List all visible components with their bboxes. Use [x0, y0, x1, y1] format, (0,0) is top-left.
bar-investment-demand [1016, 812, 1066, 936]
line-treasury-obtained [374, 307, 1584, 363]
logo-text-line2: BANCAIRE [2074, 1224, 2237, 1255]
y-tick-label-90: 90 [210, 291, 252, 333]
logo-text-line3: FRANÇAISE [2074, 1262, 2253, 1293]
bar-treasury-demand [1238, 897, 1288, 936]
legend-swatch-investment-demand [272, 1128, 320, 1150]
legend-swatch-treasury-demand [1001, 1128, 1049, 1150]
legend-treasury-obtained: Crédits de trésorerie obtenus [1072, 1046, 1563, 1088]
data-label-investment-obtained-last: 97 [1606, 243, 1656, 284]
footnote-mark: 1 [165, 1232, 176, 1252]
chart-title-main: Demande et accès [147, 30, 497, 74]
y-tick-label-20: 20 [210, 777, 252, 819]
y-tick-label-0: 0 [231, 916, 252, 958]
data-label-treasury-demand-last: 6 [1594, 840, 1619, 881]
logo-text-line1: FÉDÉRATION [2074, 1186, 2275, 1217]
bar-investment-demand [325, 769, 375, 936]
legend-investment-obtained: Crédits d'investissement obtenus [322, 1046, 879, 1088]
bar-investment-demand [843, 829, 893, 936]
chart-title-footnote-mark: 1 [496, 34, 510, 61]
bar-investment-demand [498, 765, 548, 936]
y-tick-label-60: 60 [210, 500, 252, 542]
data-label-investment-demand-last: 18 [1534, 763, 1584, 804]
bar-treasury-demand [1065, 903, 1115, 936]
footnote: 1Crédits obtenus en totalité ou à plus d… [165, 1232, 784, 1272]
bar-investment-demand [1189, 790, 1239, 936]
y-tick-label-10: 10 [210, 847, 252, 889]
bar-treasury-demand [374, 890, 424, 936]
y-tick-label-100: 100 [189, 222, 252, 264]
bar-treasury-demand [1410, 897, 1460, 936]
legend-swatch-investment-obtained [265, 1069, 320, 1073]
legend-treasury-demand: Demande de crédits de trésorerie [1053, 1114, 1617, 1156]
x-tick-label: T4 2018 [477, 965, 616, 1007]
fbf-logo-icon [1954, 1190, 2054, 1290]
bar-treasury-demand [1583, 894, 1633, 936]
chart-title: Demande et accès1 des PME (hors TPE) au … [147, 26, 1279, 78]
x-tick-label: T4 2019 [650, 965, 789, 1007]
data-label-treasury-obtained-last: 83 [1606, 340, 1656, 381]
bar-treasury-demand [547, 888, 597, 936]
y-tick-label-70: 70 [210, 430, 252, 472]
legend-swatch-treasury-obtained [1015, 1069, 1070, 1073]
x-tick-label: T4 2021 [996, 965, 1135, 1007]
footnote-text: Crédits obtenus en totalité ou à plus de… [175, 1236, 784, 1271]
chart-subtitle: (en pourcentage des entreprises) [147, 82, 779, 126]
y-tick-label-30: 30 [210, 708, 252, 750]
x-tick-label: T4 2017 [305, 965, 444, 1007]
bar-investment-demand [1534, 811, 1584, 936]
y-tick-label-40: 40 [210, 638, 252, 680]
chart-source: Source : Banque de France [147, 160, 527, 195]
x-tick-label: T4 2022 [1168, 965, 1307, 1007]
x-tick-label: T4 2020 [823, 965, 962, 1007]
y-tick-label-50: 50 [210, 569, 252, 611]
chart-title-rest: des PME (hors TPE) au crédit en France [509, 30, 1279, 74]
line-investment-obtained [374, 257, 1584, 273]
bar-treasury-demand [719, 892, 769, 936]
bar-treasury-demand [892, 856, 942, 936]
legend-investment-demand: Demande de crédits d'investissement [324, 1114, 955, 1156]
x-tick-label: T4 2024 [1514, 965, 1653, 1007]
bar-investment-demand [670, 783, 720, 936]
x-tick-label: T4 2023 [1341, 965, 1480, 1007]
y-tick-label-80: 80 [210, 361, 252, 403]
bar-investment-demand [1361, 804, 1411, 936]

- Description of the task
Reproduce the material word for word, from its first line up to and including the line that contains "logo-text-line2: BANCAIRE [2074, 1224, 2237, 1255]".

- Answer to this exercise
List all visible components with their bboxes. Use [x0, y0, x1, y1] format, (0,0) is top-left.
bar-investment-demand [1016, 812, 1066, 936]
line-treasury-obtained [374, 307, 1584, 363]
logo-text-line2: BANCAIRE [2074, 1224, 2237, 1255]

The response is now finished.